## Required work
Print all entries word for word.

+ + + +

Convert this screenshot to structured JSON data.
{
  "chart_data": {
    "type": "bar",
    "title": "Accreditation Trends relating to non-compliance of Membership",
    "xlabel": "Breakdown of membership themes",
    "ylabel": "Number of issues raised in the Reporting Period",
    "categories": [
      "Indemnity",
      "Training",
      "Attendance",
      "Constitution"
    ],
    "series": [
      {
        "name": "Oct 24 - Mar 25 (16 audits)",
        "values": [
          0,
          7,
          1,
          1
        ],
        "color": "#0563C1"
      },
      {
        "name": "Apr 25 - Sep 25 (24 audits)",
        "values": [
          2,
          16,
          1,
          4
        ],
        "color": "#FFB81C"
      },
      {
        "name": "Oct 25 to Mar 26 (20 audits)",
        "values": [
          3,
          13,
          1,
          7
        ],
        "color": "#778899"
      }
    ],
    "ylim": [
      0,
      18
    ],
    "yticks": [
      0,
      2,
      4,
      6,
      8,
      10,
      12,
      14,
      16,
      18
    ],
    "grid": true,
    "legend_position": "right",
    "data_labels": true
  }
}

+ + + +

## Task solution
Convert this screenshot to structured JSON data.
{
  "chart_data": {
    "type": "bar",
    "title": "Accreditation Trends relating to non-compliance of Membership",
    "xlabel": "Breakdown of membership themes",
    "ylabel": "Number of issues raised in the Reporting Period",
    "categories": [
      "Indemnity",
      "Training",
      "Attendance",
      "Constitution"
    ],
    "series": [
      {
        "name": "Oct 24 - Mar 25 (16 audits)",
        "values": [
          0,
          7,
          1,
          1
        ],
        "color": "#0563C1"
      },
      {
        "name": "Apr 25 - Sep 25 (24 audits)",
        "values": [
          2,
          16,
          1,
          4
        ],
        "color": "#FFB81C"
      },
      {
        "name": "Oct 25 to Mar 26 (20 audits)",
        "values": [
          3,
          13,
          1,
          7
        ],
        "color": "#778899"
      }
    ],
    "ylim": [
      0,
      18
    ],
    "yticks": [
      0,
      2,
      4,
      6,
      8,
      10,
      12,
      14,
      16,
      18
    ],
    "grid": true,
    "legend_position": "right",
    "data_labels": true
  }
}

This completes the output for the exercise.